• _EXERCISE AIM_: Transcribe everything in the data word for word. Pictures are left out.

• _RECORDS PROVIDED_:
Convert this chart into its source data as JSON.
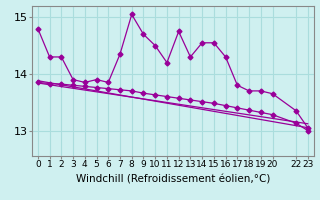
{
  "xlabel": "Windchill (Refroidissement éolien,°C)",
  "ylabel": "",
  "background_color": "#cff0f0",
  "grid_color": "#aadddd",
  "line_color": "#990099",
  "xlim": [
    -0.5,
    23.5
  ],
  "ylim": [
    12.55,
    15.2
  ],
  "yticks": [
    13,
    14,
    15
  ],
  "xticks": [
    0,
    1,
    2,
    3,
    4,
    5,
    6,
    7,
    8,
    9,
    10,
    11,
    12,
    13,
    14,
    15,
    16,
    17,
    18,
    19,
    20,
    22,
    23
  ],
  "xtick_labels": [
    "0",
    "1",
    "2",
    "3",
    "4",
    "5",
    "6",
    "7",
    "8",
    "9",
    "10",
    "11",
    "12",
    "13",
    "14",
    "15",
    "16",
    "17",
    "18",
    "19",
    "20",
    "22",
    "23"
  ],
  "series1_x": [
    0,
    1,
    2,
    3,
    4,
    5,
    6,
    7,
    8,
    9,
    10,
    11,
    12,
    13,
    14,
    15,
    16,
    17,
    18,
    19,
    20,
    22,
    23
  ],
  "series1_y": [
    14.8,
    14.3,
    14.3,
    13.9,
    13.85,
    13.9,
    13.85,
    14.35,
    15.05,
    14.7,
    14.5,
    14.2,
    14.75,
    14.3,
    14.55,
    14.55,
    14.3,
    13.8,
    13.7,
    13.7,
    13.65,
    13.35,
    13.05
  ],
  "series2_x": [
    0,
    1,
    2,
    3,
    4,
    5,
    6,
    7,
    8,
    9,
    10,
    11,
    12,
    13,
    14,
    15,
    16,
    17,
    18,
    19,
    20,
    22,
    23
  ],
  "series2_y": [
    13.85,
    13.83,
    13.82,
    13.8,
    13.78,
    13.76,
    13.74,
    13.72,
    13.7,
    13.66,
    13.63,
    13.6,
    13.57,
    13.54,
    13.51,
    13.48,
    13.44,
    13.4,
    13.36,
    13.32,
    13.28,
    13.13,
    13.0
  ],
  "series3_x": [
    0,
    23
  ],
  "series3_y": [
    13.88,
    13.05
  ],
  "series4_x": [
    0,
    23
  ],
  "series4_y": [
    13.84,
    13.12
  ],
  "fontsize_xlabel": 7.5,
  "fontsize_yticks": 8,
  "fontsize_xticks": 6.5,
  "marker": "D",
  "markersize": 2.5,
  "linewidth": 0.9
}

• _TASK RESPONSE_:
Convert this chart into its source data as JSON.
{
  "xlabel": "Windchill (Refroidissement éolien,°C)",
  "ylabel": "",
  "background_color": "#cff0f0",
  "grid_color": "#aadddd",
  "line_color": "#990099",
  "xlim": [
    -0.5,
    23.5
  ],
  "ylim": [
    12.55,
    15.2
  ],
  "yticks": [
    13,
    14,
    15
  ],
  "xticks": [
    0,
    1,
    2,
    3,
    4,
    5,
    6,
    7,
    8,
    9,
    10,
    11,
    12,
    13,
    14,
    15,
    16,
    17,
    18,
    19,
    20,
    22,
    23
  ],
  "xtick_labels": [
    "0",
    "1",
    "2",
    "3",
    "4",
    "5",
    "6",
    "7",
    "8",
    "9",
    "10",
    "11",
    "12",
    "13",
    "14",
    "15",
    "16",
    "17",
    "18",
    "19",
    "20",
    "22",
    "23"
  ],
  "series1_x": [
    0,
    1,
    2,
    3,
    4,
    5,
    6,
    7,
    8,
    9,
    10,
    11,
    12,
    13,
    14,
    15,
    16,
    17,
    18,
    19,
    20,
    22,
    23
  ],
  "series1_y": [
    14.8,
    14.3,
    14.3,
    13.9,
    13.85,
    13.9,
    13.85,
    14.35,
    15.05,
    14.7,
    14.5,
    14.2,
    14.75,
    14.3,
    14.55,
    14.55,
    14.3,
    13.8,
    13.7,
    13.7,
    13.65,
    13.35,
    13.05
  ],
  "series2_x": [
    0,
    1,
    2,
    3,
    4,
    5,
    6,
    7,
    8,
    9,
    10,
    11,
    12,
    13,
    14,
    15,
    16,
    17,
    18,
    19,
    20,
    22,
    23
  ],
  "series2_y": [
    13.85,
    13.83,
    13.82,
    13.8,
    13.78,
    13.76,
    13.74,
    13.72,
    13.7,
    13.66,
    13.63,
    13.6,
    13.57,
    13.54,
    13.51,
    13.48,
    13.44,
    13.4,
    13.36,
    13.32,
    13.28,
    13.13,
    13.0
  ],
  "series3_x": [
    0,
    23
  ],
  "series3_y": [
    13.88,
    13.05
  ],
  "series4_x": [
    0,
    23
  ],
  "series4_y": [
    13.84,
    13.12
  ],
  "fontsize_xlabel": 7.5,
  "fontsize_yticks": 8,
  "fontsize_xticks": 6.5,
  "marker": "D",
  "markersize": 2.5,
  "linewidth": 0.9
}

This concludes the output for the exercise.